* [Consigne 1] Dans le texte sur l'exploitation minière au Gabon, relevez tous les lieux de gisement cités et indiquez pour chacun le minerai qui lui est associé.
* [Consigne 2] Rédigez la suite du texte sur l'exploitation minière au Gabon à partir de la dernière phrase.

* [Texte source]
..........
Depuis trop longtemps, le Gabon paie le prix fort d’une indépendance politique formelle qui masque une domination économique toujours vivace. À l’origine de ce déséquilibre, un réseau d’accords hérités de la Françafrique, qui permet à la France de continuer à puiser sans retenue dans nos sous‑sols — à l’uranium de Mounana comme au manganèse de Moanda — au détriment de nos communautés et de notre souveraineté.
Uranium de Mounana et Oklo : des lendemains qui déchantent
Avant même que le Gabon ne devienne un État souverain, la Compagnie des mines d’uranium de Franceville (COMUF) verrouillait l’accès aux gisements d’Oklo et Mounana. De 1960 à 1999, près de 28 000 tonnes d’uranium ont ainsi été expédiées vers la France, sans véritable contrepartie pour notre économie locale. Pis encore : l’héritage radioactif laissé aux riverains n’a jamais fait l’objet d’un plan de gestion digne de ce nom.
..........
* [Données fournies]
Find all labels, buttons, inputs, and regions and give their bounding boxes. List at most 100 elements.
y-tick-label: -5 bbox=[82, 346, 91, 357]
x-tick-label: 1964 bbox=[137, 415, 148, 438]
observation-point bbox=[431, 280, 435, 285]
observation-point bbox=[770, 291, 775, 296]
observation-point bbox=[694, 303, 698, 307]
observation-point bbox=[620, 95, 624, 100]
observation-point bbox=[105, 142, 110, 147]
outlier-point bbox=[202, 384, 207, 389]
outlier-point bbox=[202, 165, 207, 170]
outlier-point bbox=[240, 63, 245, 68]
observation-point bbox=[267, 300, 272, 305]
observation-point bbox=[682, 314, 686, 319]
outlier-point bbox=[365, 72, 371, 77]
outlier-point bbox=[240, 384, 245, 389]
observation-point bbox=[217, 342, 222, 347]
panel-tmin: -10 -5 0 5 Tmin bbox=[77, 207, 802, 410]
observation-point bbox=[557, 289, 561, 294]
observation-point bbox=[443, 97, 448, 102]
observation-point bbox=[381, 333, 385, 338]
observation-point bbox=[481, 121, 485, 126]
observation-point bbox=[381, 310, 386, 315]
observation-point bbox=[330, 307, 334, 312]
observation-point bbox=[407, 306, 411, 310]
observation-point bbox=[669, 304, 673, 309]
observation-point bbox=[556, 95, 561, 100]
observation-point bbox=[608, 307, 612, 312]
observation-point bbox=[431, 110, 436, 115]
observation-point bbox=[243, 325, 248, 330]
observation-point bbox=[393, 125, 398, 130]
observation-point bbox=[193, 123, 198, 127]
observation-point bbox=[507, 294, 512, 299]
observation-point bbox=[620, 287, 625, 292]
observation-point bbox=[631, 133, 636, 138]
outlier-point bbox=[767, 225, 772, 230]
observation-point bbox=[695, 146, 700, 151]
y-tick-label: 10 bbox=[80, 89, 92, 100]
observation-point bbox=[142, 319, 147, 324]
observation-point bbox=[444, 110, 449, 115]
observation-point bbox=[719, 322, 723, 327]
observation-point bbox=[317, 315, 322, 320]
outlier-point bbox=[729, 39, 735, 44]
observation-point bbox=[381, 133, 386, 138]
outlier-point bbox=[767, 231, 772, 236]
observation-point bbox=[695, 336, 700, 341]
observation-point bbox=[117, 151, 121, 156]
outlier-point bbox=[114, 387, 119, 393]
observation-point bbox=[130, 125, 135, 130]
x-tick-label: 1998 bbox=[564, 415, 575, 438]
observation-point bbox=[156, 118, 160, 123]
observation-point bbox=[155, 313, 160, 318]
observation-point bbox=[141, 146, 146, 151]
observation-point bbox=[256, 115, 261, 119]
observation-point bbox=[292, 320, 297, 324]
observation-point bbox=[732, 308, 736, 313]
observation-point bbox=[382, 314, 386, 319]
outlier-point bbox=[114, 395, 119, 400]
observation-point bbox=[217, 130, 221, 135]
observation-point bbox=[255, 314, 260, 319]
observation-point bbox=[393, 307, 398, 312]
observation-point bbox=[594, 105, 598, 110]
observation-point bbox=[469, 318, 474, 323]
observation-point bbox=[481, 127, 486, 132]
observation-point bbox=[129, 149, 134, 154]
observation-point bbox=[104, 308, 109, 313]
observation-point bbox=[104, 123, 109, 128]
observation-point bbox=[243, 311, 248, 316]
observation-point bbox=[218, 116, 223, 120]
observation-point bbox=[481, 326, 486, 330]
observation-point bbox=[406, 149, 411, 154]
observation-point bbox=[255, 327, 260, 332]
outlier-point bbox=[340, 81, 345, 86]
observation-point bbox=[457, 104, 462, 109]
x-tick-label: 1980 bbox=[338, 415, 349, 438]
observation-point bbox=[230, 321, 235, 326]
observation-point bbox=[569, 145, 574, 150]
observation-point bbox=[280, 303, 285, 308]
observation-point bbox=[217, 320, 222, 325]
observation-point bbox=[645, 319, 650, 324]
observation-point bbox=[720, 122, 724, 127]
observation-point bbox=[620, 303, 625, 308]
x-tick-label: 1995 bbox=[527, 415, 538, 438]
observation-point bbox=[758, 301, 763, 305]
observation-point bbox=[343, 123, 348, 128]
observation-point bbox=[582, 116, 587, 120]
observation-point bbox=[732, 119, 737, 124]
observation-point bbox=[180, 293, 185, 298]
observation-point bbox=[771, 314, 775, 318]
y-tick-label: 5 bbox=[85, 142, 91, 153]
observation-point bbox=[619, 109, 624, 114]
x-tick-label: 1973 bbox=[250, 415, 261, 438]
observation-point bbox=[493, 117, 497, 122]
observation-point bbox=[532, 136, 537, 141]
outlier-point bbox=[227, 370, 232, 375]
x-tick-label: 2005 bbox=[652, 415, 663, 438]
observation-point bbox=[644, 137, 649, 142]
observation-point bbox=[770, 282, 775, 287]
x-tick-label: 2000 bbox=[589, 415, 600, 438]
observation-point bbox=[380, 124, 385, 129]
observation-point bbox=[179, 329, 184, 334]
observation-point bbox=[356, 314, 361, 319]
..........
* [Réponse attendue 1]
Mounana : uranium
Moanda : manganèse
Oklo : uranium

* [Réponse attendue 2]
Le quasi‑monopole d’Eramet : quand le manganèse ne profite qu’à la métropole
Aujourd’hui, c’est Comilog, filiale du groupe Eramet, qui règne sans partage sur le manganèse gabonais. Classée « matière première critique » par l’Union européenne, cette ressource est presque entièrement exportée vers les usines françaises, où elle subit la première transformation. Résultat : les plus‑values volent vers Paris, pendant que nos communautés minières restent cantonnées à l’extraction et subissent pollution, précarité et promesses non tenues.
Des mécanismes de prédation bien rodés
Trois leviers expliquent cette captation continue :
1. Concessions à durée indéfinie et exonérations fiscales qui verrouillent les termes des contrats même quand notre législation évolue.
2. Partenariats opaques, où l’État gabonais, relégué au rang de partenaire minoritaire, ignore les clauses essentielles garantissant les profits les plus juteux.
3. Absence de transfert de technologie, qui maintient nos ingénieurs et techniciens dans une position subalterne, tandis que les expatriés français gèrent les savoir‑faire et les commandes.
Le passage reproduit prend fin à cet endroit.